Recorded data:
════════

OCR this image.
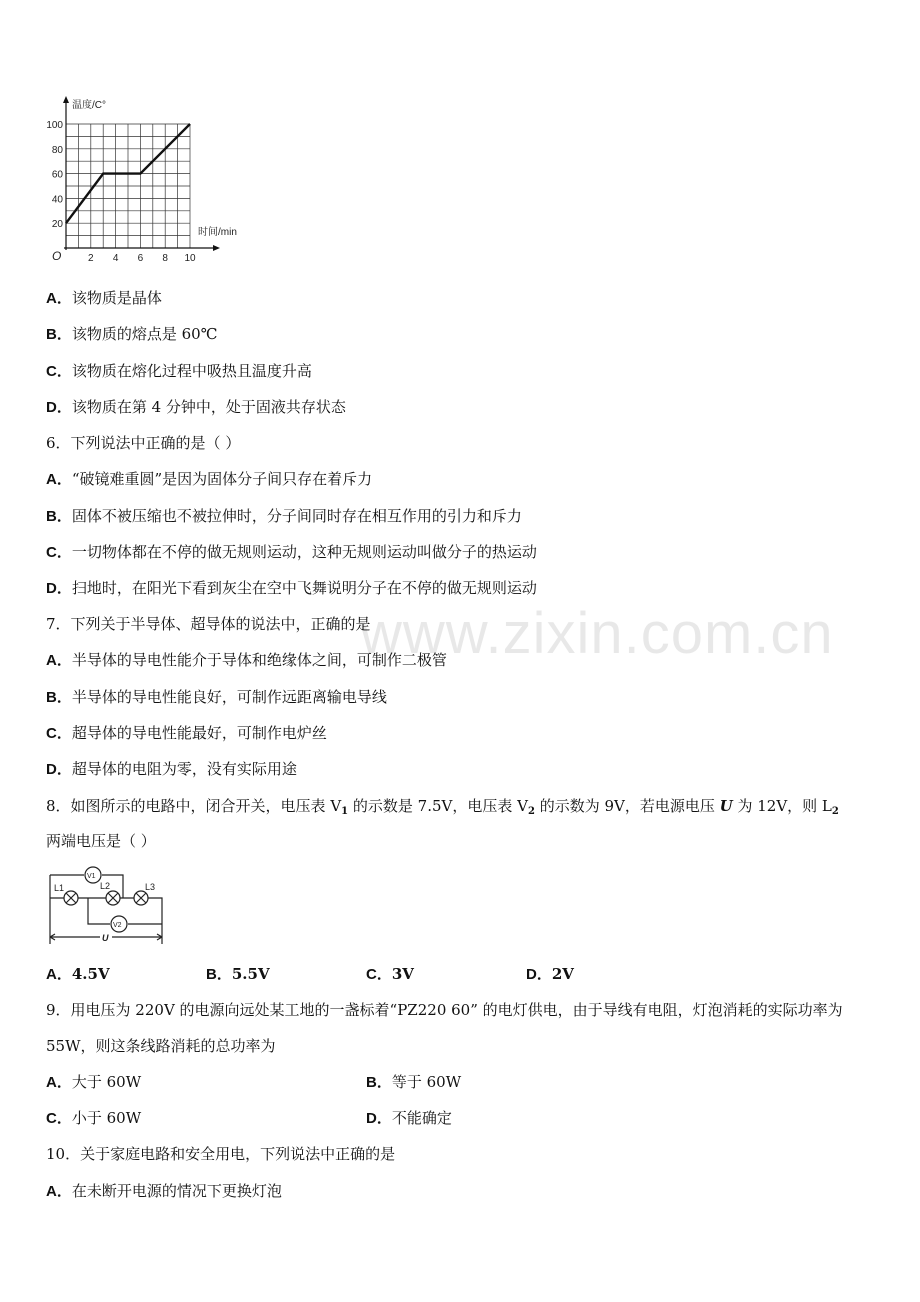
2 4 6 8 10
20
40
60
80
100
温度/C°
时间/min
O
A．该物质是晶体
B．该物质的熔点是 60℃
C．该物质在熔化过程中吸热且温度升高
D．该物质在第 4 分钟中，处于固液共存状态
6．下列说法中正确的是（ ）
A．“破镜难重圆”是因为固体分子间只存在着斥力
B．固体不被压缩也不被拉伸时，分子间同时存在相互作用的引力和斥力
C．一切物体都在不停的做无规则运动，这种无规则运动叫做分子的热运动
D．扫地时，在阳光下看到灰尘在空中飞舞说明分子在不停的做无规则运动
7．下列关于半导体、超导体的说法中，正确的是
A．半导体的导电性能介于导体和绝缘体之间，可制作二极管
B．半导体的导电性能良好，可制作远距离输电导线
C．超导体的导电性能最好，可制作电炉丝
D．超导体的电阻为零，没有实际用途
8．如图所示的电路中，闭合开关，电压表 $V_1$ 的示数是 7.5V，电压表 $V_2$ 的示数为 9V，若电源电压 U 为 12V，则 $L_2$
两端电压是（ ）
V1
V2
L1	L2	L3
U
A．4.5V	B．5.5V	C．3V	D．2V
9．用电压为 220V 的电源向远处某工地的一盏标着“PZ220 60” 的电灯供电，由于导线有电阻，灯泡消耗的实际功率为 55W，则这条线路消耗的总功率为
A．大于 60W	B．等于 60W
C．小于 60W	D．不能确定
10．关于家庭电路和安全用电，下列说法中正确的是
A．在未断开电源的情况下更换灯泡
www.zixin.com.cn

════════

Exercise prompt:
Leave the images out and output the remaining material exactly as it stands.

Exercise response:
OCR this image.
2 4 6 8 10
20
40
60
80
100
温度/C°
时间/min
O
A．该物质是晶体
B．该物质的熔点是 60℃
C．该物质在熔化过程中吸热且温度升高
D．该物质在第 4 分钟中，处于固液共存状态
6．下列说法中正确的是（ ）
A．“破镜难重圆”是因为固体分子间只存在着斥力
B．固体不被压缩也不被拉伸时，分子间同时存在相互作用的引力和斥力
C．一切物体都在不停的做无规则运动，这种无规则运动叫做分子的热运动
D．扫地时，在阳光下看到灰尘在空中飞舞说明分子在不停的做无规则运动
7．下列关于半导体、超导体的说法中，正确的是
A．半导体的导电性能介于导体和绝缘体之间，可制作二极管
B．半导体的导电性能良好，可制作远距离输电导线
C．超导体的导电性能最好，可制作电炉丝
D．超导体的电阻为零，没有实际用途
8．如图所示的电路中，闭合开关，电压表 $V_1$ 的示数是 7.5V，电压表 $V_2$ 的示数为 9V，若电源电压 U 为 12V，则 $L_2$
两端电压是（ ）
V1
V2
L1	L2	L3
U
A．4.5V	B．5.5V	C．3V	D．2V
9．用电压为 220V 的电源向远处某工地的一盏标着“PZ220 60” 的电灯供电，由于导线有电阻，灯泡消耗的实际功率为 55W，则这条线路消耗的总功率为
A．大于 60W	B．等于 60W
C．小于 60W	D．不能确定
10．关于家庭电路和安全用电，下列说法中正确的是
A．在未断开电源的情况下更换灯泡
www.zixin.com.cn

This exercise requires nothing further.